### [Estratto del documento]
────────────────────
Il management è esperienza, capacità di conciliare produttivamente la tradizione con l’innovazione, attitudine a porre e a porsi domande costruttive. Per esempio, quando ascoltiamo una conferenza sul change management, dobbiamo chiederci [Mintzberg, 2010]: se davvero viviamo in tempi di grande cambiamento, come si spiega che usiamo ancora i bottoni?
Infine. I termini “management” e “manager” sono vissuti come indicatori di una presunta casta di professionisti eccellenti, tendenzialmente internazionali e trasversali ai vari comparti industriali-commerciali; tecnici capaci di (risolvere) tutto. Un po’ -se vogliamo- come l’uso di “leader” rimanda subito ad un livello ben superiore e ad un significato nettamente più ampio dell’uso di “capo”. Anche leader è parola abusata; la leadership non si riceve, si merita; e non deve essere mai esaltata perché così si demotivano i collaboratori, li si fa sentire dei gregari. Ma il ricorso a questi inglesismi pare faccia il miracolo di trasformare un discorsino banale in una relazione specialistica. Urge smitizzare il termine “manager”, usarlo spesso ma appropriatamente, sapendo che indica più una skill che una qualifica di per sé, si riferisce a persona che gestisce e magari amministra il budget di un nucleo mansionale dell’azienda, anche a livelli medi e persino bassi. Chi si cura della illuminotecnica di palcoscenico è un manager, a maggior ragione chi ha la responsabilità della sicurezza, chi segue il magazzino, etc. Se si vuole identificare un ruolo alto, si aggiungono altri termini: top-manager, managing director, management consultant. Diciamo che si può acquisire “to manage” come fratello di “organizzare” perché entrambi rimandano ad un sodalizio fra pensiero e prassi: manovrare, destreggiarsi, coordinare, “farcela”. Credo non succeda nulla di grave se nel nostro linguaggio usiamo indifferentemente “management” e “organizzazione”. È evidente che nella saggistica internazionale, che si esprime in inglese, “organizzazione” è del tutto assente e “management” è di dominio universale. Tuttavia possiamo cogliere il bilinguismo come una opportunità per essere più precisi in casa nostra. Nel comparto teatrale penso valga la pena di accentuare il senso “socio-artistico” insito in organizzazione e quello “tecnico-gestionale” in management. Entrambi devono mantenere il focus sull’uomo e sulla correttezza. L’organizzazione culturale non può che essere un management umanistico ed etico.
────────────────────
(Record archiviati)
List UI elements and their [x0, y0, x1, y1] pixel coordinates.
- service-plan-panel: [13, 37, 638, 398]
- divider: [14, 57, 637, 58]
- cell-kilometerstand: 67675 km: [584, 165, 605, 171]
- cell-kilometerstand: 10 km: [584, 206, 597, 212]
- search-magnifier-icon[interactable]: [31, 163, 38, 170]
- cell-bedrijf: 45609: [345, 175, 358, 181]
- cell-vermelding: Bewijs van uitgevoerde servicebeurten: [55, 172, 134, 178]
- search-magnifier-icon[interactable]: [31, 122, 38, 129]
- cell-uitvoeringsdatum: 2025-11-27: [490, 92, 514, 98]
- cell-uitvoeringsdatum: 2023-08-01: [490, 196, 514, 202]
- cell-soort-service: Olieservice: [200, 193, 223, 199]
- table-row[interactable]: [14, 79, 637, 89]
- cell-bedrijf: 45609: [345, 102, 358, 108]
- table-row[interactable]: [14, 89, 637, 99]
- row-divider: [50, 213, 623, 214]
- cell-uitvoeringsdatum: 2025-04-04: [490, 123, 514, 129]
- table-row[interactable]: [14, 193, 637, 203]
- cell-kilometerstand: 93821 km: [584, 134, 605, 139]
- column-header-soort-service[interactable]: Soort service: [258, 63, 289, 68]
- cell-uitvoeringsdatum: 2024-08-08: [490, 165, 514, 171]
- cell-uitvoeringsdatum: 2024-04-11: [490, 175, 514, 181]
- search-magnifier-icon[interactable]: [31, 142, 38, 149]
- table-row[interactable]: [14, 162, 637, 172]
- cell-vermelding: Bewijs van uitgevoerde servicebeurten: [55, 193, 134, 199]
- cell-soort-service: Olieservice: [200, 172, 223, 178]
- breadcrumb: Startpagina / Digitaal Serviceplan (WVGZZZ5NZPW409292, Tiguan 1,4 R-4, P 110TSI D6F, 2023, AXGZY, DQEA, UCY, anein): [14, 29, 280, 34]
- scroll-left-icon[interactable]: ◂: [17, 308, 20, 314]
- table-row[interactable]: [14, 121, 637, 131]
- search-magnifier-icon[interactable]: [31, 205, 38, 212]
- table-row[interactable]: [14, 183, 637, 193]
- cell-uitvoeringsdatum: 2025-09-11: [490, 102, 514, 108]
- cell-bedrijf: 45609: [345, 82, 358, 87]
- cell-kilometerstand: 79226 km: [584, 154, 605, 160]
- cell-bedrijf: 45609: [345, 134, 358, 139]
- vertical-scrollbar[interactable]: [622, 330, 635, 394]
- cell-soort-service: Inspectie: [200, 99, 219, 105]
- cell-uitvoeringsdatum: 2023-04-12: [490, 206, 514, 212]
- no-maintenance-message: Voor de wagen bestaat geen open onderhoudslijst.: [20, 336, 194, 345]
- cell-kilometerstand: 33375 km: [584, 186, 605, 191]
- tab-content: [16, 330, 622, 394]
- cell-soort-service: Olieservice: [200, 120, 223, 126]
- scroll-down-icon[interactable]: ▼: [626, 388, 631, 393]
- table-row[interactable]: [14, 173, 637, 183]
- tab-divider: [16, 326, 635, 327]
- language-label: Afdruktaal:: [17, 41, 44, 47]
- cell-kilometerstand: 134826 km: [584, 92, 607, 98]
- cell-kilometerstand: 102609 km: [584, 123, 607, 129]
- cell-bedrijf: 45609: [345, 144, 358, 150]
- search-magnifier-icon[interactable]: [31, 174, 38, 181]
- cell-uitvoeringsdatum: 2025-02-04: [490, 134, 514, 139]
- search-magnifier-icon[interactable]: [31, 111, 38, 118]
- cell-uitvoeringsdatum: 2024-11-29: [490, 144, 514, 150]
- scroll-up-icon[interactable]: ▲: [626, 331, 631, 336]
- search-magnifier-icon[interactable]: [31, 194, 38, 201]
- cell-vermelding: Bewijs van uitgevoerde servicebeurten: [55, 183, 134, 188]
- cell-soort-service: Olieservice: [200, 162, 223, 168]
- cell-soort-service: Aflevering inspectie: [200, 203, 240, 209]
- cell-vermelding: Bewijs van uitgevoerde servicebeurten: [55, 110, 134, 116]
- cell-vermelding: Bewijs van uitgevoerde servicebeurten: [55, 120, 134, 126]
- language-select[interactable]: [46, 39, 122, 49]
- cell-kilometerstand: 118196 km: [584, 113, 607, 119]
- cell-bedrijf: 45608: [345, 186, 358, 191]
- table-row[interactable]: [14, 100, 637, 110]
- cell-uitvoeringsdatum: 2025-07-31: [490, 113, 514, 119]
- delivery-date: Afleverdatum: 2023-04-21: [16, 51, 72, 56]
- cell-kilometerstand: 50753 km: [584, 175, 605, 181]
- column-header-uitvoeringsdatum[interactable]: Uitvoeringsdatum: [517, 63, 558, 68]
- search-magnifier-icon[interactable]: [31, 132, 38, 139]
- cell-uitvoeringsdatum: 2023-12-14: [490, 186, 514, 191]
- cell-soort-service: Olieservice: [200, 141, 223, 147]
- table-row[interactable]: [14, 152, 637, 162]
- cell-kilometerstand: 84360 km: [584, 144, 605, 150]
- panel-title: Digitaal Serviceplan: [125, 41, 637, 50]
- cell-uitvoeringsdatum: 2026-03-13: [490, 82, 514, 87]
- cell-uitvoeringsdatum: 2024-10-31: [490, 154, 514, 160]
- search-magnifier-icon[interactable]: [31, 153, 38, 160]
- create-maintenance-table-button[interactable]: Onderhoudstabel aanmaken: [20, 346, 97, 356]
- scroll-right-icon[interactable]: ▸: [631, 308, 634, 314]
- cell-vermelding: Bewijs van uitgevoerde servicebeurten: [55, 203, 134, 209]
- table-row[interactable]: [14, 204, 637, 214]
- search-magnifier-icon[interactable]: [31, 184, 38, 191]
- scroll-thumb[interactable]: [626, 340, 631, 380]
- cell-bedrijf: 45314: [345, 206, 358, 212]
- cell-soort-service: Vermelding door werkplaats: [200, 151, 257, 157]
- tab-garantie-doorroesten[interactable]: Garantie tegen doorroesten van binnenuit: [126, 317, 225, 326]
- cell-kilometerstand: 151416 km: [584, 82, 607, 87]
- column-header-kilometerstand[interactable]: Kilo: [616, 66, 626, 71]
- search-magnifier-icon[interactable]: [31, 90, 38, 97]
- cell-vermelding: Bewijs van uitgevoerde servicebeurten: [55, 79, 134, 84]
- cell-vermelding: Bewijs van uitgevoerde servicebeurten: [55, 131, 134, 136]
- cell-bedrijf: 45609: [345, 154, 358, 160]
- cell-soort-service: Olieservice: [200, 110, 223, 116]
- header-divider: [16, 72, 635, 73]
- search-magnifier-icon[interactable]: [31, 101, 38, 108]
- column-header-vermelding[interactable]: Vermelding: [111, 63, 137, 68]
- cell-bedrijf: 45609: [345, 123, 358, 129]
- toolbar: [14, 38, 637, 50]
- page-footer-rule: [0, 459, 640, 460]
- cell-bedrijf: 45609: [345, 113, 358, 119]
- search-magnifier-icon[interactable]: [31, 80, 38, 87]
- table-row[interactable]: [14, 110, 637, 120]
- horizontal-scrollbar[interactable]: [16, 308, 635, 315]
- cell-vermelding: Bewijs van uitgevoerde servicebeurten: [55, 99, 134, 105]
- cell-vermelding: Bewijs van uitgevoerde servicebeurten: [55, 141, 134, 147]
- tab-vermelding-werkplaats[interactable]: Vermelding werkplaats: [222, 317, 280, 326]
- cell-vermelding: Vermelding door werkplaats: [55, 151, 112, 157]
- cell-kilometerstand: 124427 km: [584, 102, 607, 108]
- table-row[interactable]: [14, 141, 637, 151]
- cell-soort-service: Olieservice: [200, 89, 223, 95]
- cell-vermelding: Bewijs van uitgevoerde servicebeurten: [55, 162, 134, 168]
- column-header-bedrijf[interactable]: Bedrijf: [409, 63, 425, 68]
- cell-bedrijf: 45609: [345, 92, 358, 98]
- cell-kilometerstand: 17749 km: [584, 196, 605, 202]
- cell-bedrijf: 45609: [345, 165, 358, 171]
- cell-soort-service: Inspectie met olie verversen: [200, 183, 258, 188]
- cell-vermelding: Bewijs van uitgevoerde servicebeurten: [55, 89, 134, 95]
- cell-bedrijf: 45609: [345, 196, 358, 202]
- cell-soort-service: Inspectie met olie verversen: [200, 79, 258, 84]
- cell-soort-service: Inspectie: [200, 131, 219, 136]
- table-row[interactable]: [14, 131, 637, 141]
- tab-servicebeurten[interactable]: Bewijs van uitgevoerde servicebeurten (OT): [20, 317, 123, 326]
────────────────────
### [Domande da svolgere]
1. Riporta tutti i verbi con cui il brano sul management esemplifica il "sodalizio fra pensiero e prassi" comune a "to manage" e "organizzare".
2. Secondo il brano sul management, perché la leadership non deve mai essere esaltata?

### [Elenco soluzioni]
1. Manovrare, destreggiarsi, coordinare, "farcela".

2. Esaltarla demotiva i collaboratori e li fa sentire dei gregari.